• _Task to complete_: In the listing below, locate the lines bearing the word "Querstr". Copy every one of them.

• _Data shown_:
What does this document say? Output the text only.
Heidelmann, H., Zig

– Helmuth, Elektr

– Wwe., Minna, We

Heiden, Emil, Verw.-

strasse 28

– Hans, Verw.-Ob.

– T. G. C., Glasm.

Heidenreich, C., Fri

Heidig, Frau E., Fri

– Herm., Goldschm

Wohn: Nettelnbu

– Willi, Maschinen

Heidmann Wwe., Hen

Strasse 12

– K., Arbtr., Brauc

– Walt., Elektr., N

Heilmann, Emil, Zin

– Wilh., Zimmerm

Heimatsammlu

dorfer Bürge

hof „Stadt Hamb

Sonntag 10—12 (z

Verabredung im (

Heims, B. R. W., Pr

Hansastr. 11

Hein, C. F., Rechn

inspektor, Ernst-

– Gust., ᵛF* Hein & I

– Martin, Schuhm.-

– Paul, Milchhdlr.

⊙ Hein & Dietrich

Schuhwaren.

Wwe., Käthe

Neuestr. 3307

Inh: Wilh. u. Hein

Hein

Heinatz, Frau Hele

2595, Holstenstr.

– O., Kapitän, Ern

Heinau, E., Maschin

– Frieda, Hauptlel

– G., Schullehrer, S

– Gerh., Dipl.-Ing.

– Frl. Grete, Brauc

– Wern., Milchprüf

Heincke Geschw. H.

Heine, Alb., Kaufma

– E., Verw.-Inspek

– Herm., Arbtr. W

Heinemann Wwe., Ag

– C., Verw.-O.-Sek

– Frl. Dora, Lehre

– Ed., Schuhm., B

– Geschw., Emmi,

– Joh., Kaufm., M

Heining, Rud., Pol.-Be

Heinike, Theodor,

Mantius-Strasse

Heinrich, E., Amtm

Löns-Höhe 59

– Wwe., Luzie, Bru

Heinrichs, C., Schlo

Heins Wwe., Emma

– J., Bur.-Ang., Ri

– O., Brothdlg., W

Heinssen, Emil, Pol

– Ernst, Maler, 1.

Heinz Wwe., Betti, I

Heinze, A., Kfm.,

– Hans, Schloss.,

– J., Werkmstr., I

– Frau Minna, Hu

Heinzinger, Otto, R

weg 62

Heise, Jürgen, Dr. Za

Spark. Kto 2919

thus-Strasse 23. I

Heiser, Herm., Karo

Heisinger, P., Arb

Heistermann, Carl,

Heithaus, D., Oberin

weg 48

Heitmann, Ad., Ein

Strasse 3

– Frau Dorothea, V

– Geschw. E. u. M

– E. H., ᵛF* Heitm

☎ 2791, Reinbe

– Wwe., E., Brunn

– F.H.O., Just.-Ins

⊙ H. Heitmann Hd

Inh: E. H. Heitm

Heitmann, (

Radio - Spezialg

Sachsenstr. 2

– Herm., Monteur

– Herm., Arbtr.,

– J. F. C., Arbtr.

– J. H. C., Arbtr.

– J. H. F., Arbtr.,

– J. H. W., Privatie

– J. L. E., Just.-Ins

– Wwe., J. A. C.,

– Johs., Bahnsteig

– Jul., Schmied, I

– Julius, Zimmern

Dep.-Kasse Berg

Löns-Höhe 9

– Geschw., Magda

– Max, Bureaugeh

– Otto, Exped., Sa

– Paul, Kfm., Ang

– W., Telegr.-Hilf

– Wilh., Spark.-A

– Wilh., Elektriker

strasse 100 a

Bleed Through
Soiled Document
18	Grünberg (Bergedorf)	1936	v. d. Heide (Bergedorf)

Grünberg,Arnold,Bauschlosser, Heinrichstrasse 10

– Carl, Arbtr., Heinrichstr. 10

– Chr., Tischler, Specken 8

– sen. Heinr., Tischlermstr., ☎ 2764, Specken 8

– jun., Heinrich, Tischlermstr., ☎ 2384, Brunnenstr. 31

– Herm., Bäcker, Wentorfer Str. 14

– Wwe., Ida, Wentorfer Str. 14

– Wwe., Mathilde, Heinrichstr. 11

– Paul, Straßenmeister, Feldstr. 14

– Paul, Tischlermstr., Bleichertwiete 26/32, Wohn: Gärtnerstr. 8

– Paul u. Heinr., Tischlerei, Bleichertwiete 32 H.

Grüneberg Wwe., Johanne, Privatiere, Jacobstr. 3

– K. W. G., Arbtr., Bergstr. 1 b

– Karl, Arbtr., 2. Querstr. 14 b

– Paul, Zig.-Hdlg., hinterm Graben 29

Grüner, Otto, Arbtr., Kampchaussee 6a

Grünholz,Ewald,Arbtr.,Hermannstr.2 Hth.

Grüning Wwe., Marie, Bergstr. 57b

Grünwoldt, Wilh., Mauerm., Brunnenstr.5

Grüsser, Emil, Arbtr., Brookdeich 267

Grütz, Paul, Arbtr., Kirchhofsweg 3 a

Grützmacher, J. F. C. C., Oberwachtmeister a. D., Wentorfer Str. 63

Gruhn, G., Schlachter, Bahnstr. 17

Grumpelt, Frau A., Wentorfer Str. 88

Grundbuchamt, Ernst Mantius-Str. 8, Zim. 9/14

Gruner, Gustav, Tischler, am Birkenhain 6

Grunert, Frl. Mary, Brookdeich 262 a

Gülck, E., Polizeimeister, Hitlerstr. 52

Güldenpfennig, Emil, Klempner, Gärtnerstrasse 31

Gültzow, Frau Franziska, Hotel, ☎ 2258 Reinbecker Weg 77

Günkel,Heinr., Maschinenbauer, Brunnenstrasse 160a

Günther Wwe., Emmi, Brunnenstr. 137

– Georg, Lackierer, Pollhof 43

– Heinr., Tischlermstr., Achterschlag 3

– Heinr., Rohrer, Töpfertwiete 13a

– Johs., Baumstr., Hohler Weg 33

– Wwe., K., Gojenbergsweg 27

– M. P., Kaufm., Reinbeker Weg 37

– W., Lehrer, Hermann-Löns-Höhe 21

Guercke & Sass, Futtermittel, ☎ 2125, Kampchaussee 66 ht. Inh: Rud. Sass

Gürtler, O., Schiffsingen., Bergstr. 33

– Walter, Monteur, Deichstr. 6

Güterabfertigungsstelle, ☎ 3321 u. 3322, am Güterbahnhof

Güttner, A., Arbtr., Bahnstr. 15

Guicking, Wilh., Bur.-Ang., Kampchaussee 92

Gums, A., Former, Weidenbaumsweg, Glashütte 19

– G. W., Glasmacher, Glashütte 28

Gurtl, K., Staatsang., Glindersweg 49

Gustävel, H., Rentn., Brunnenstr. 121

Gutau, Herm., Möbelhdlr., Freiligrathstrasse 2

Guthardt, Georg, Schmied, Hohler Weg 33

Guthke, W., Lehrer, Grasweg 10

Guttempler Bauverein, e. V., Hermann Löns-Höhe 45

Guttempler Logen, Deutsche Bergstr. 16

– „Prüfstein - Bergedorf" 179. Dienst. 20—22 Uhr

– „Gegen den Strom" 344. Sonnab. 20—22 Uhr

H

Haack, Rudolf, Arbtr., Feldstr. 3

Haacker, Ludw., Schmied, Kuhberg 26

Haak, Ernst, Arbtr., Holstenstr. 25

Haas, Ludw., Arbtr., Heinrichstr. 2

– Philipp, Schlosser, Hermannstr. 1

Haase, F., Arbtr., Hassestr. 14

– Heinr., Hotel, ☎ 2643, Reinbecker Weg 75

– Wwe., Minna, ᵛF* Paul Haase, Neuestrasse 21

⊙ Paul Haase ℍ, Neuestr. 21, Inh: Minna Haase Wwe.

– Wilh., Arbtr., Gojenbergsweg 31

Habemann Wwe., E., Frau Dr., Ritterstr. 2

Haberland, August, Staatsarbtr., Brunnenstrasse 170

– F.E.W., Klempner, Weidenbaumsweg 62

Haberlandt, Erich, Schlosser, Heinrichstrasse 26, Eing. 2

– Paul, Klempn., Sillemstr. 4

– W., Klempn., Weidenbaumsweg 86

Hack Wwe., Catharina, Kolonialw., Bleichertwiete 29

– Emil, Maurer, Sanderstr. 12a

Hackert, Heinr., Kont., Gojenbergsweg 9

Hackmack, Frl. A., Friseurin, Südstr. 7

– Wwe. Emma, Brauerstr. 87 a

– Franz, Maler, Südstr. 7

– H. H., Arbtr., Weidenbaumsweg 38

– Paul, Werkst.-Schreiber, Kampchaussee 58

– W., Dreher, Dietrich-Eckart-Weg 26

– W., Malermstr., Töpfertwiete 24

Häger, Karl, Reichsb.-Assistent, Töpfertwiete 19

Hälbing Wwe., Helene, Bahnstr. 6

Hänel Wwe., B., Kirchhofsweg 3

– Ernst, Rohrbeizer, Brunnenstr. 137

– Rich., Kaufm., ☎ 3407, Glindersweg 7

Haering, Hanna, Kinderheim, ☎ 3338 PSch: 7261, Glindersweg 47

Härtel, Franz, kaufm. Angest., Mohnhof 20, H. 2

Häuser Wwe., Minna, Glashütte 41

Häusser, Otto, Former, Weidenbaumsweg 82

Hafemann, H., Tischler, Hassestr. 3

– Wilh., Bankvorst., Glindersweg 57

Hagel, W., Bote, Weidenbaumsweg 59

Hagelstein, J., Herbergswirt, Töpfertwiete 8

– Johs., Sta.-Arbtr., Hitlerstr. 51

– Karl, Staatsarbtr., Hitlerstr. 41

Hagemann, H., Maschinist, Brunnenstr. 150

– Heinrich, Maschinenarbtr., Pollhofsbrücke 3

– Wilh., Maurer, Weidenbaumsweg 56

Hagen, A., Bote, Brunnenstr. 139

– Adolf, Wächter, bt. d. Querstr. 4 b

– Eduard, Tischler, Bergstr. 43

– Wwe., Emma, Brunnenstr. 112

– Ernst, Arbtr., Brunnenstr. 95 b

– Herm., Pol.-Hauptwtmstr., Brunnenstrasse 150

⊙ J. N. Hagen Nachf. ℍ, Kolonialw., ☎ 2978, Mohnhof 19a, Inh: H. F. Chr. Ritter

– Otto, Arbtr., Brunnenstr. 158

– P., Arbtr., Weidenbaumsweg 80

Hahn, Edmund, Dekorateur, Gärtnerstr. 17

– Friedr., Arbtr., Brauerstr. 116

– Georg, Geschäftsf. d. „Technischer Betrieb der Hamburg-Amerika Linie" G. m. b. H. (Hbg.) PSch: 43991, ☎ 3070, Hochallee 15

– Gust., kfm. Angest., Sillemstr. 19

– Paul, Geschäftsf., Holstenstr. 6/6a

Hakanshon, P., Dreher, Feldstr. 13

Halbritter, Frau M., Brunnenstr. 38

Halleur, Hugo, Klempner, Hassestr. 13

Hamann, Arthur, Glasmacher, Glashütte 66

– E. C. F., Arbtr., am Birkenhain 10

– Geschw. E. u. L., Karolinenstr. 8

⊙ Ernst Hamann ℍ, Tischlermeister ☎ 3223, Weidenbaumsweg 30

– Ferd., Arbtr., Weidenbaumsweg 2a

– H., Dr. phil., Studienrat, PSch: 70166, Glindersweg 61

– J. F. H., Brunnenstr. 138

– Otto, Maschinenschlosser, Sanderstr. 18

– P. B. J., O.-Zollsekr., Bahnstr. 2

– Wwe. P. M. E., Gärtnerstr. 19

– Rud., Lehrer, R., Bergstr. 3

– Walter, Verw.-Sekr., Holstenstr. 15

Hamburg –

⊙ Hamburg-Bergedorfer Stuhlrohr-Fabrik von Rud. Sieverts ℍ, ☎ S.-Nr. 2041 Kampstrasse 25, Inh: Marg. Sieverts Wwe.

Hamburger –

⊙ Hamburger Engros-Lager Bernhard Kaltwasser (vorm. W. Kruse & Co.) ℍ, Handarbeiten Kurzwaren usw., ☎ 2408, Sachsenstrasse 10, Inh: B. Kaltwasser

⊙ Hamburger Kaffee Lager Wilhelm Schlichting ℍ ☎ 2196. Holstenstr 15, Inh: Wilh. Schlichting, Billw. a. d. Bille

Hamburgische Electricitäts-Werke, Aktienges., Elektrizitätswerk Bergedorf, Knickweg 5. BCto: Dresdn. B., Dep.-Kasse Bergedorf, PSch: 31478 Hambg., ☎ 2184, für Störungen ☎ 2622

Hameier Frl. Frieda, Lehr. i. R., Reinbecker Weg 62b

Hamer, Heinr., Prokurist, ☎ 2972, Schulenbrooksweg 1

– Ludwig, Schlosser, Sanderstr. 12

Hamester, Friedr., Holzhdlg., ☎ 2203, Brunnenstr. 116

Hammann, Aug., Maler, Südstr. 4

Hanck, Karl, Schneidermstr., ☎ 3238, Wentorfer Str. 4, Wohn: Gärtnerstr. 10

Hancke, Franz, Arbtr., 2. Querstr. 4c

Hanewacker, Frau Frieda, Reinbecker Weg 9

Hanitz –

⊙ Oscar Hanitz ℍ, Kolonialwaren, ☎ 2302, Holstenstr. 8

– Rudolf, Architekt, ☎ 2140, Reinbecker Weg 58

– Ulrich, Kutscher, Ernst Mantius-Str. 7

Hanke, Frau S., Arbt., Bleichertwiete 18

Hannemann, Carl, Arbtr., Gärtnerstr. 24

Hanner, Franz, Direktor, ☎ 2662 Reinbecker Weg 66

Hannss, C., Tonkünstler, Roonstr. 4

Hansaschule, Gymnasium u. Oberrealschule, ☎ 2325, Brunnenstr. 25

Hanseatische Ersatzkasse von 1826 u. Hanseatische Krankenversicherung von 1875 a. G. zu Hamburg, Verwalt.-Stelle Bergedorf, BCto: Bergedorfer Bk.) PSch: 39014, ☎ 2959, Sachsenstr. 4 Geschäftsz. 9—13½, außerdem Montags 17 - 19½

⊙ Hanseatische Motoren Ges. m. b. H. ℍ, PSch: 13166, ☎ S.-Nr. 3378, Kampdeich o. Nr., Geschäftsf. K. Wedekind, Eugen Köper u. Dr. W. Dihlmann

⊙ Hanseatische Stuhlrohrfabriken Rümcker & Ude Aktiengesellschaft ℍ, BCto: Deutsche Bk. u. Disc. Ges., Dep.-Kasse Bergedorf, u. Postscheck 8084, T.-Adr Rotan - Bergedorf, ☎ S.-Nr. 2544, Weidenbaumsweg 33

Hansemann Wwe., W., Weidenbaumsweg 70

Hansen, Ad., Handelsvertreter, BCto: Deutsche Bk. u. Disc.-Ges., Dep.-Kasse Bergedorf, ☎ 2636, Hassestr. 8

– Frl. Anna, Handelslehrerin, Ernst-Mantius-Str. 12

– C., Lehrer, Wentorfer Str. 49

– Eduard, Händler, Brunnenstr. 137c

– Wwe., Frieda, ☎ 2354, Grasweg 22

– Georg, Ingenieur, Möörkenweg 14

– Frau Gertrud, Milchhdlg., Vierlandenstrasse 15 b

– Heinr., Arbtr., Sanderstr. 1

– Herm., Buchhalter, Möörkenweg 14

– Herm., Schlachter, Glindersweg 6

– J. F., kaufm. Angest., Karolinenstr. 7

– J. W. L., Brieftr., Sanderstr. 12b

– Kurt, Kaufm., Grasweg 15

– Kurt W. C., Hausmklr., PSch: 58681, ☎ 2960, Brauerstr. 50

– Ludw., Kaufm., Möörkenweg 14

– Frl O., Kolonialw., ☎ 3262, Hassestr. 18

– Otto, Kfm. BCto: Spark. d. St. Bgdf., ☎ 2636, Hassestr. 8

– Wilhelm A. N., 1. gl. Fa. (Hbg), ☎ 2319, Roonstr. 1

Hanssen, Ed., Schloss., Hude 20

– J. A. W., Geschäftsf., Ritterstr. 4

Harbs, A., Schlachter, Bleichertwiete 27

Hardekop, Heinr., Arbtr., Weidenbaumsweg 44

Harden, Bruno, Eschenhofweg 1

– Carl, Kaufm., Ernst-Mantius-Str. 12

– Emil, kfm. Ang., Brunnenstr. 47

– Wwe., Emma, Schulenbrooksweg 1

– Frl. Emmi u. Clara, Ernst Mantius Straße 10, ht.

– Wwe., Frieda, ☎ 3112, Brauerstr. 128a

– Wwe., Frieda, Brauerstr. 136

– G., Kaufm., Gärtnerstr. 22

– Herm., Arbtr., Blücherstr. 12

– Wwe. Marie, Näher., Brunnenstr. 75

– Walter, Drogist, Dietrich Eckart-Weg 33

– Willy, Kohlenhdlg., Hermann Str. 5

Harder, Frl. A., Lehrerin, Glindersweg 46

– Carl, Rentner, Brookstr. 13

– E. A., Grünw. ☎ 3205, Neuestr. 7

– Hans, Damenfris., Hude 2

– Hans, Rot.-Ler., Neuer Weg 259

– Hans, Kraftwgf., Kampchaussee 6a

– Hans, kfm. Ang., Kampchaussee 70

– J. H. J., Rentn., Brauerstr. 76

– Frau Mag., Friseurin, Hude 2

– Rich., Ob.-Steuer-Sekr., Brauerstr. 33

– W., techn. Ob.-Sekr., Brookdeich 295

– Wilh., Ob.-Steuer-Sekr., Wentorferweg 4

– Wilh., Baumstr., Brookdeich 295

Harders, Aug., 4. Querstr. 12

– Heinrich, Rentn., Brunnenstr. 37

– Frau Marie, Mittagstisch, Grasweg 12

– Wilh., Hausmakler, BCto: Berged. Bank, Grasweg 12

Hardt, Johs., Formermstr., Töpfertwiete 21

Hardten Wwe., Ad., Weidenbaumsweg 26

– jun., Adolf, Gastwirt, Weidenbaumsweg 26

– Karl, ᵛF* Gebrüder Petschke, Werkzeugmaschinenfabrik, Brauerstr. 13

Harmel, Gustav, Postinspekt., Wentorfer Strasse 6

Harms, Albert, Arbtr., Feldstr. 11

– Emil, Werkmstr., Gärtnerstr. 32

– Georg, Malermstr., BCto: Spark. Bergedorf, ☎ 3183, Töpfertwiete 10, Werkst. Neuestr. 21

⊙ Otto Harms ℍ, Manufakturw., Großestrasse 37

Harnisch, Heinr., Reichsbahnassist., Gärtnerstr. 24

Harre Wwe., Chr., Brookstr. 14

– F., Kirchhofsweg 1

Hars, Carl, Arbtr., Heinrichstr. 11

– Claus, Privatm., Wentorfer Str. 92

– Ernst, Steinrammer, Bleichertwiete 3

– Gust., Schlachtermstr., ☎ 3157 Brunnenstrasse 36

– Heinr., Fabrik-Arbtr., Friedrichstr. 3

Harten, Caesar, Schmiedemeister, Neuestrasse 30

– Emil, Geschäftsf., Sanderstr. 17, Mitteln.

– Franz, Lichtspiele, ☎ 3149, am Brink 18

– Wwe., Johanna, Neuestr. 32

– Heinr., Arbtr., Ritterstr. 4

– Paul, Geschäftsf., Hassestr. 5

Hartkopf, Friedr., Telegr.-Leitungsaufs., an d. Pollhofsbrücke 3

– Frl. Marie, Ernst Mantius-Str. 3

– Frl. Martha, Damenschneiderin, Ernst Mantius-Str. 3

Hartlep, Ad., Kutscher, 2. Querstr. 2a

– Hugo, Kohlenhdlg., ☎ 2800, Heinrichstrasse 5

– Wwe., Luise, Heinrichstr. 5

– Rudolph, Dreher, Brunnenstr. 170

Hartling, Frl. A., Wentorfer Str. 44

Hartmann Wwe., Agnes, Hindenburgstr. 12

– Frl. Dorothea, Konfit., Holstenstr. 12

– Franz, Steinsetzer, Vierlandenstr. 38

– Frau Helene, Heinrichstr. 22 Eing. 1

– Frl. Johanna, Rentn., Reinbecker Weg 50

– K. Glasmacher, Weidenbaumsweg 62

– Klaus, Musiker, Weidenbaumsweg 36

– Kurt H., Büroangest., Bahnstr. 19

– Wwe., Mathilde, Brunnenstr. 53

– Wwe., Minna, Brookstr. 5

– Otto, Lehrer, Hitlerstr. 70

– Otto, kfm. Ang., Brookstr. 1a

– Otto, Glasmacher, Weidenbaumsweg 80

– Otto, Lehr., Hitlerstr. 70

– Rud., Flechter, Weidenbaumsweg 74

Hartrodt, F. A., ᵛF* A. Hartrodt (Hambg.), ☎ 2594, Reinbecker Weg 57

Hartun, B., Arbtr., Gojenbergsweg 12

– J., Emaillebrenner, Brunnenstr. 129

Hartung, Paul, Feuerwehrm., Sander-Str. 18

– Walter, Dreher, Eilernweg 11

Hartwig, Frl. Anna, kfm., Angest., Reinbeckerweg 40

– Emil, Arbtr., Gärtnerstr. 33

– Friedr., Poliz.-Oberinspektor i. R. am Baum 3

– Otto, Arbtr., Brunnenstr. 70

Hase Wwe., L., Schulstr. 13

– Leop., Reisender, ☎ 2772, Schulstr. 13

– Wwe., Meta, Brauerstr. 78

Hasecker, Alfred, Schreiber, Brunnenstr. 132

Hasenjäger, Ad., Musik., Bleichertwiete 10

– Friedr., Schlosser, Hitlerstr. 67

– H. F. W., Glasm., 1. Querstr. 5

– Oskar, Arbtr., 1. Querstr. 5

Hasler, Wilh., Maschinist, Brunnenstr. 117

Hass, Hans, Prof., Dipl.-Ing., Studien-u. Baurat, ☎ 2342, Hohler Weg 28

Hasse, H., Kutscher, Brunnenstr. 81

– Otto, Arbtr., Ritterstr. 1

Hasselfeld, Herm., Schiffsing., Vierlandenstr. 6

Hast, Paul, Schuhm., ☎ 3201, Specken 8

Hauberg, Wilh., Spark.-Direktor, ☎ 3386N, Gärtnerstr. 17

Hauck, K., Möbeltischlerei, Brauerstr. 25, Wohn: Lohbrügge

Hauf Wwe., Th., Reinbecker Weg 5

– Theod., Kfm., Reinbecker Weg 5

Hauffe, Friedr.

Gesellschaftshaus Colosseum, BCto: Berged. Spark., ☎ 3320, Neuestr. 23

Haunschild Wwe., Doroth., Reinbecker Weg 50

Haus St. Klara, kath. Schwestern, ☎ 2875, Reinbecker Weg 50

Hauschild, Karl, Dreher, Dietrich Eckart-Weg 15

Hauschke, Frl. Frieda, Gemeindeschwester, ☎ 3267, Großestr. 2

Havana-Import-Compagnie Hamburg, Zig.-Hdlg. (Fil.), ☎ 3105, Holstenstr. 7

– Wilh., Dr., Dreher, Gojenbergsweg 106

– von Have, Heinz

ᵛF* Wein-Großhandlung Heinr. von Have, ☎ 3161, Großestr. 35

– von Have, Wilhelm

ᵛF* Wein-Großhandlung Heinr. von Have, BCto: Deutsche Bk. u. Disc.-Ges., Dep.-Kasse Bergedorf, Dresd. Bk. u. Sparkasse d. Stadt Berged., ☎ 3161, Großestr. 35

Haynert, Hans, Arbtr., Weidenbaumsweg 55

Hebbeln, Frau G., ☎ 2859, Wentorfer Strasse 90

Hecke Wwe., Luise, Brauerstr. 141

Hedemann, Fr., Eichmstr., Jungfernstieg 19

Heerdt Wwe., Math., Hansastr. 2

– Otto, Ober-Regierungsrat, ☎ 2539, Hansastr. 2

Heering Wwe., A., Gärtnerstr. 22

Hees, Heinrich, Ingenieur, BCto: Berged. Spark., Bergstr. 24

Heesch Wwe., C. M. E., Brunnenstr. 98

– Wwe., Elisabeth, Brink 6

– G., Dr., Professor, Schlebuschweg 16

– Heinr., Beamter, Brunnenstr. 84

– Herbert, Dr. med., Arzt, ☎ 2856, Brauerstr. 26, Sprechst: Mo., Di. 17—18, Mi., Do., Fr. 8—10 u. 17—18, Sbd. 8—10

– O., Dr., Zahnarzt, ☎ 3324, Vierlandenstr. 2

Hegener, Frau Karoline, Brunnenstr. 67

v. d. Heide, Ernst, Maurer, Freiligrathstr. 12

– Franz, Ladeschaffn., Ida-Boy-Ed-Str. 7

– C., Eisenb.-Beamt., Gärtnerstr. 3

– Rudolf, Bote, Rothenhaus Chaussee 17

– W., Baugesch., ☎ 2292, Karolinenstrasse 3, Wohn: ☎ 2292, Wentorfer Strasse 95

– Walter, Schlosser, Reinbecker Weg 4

• _Correct result_:
– Karl, Arbtr., 2. Querstr. 14 b
– Adolf, Wächter, bt. d. Querstr. 4 b
Hancke, Franz, Arbtr., 2. Querstr. 4c
Harders, Aug., 4. Querstr. 12
Hartlep, Ad., Kutscher, 2. Querstr. 2a
– H. F. W., Glasm., 1. Querstr. 5
– Oskar, Arbtr., 1. Querstr. 5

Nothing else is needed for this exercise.